TASK BRIEF> Keep only those lines of the records that include the string "time".
══════════════════════════════
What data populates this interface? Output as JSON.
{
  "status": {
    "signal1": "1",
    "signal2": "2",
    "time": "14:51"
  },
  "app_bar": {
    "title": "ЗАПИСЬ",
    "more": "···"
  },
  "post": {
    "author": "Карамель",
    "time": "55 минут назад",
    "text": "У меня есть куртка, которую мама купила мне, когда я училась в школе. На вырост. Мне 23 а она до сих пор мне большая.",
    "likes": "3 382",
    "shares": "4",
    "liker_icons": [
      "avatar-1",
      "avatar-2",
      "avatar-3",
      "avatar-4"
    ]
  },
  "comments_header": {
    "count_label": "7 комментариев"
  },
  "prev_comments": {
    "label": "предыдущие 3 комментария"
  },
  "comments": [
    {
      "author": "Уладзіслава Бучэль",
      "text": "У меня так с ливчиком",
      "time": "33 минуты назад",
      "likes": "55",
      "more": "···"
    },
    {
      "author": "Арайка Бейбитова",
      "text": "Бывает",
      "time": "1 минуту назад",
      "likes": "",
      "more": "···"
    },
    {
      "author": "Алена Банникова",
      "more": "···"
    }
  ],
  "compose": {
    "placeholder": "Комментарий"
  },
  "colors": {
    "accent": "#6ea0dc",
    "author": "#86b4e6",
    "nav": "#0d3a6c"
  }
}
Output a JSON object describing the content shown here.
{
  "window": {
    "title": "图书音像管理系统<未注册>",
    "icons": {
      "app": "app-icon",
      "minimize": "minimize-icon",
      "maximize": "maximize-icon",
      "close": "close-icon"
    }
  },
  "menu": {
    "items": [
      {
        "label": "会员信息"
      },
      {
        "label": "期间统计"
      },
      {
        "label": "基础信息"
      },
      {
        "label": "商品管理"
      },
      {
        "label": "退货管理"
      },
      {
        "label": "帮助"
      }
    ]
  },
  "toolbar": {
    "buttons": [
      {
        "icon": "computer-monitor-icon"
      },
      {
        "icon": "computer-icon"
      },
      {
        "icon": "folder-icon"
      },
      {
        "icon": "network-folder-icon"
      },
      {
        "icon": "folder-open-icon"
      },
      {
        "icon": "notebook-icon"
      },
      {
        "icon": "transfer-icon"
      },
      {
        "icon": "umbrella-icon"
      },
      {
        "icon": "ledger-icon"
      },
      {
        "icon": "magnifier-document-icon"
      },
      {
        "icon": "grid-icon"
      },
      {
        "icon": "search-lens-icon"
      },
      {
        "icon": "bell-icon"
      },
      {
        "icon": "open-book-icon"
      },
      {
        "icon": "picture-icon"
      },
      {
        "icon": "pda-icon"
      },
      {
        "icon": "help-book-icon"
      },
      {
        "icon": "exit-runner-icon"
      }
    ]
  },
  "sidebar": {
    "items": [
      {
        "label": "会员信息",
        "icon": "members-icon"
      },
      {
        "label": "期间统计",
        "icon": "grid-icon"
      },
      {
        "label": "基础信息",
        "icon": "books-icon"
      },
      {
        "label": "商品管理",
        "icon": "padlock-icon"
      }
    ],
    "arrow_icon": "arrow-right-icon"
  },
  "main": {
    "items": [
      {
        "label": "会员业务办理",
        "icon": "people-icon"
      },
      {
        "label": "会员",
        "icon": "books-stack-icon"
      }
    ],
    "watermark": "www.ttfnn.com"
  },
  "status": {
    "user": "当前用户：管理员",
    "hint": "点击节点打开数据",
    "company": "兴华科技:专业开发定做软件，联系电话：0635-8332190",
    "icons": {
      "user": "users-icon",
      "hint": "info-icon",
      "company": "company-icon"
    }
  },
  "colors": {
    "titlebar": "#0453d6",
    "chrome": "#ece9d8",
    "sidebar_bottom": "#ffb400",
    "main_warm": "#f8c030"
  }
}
══════════════════════════════
FINISHED EXERCISE>
    "time": "14:51"
    "time": "55 минут назад",
      "time": "33 минуты назад",
      "time": "1 минуту назад",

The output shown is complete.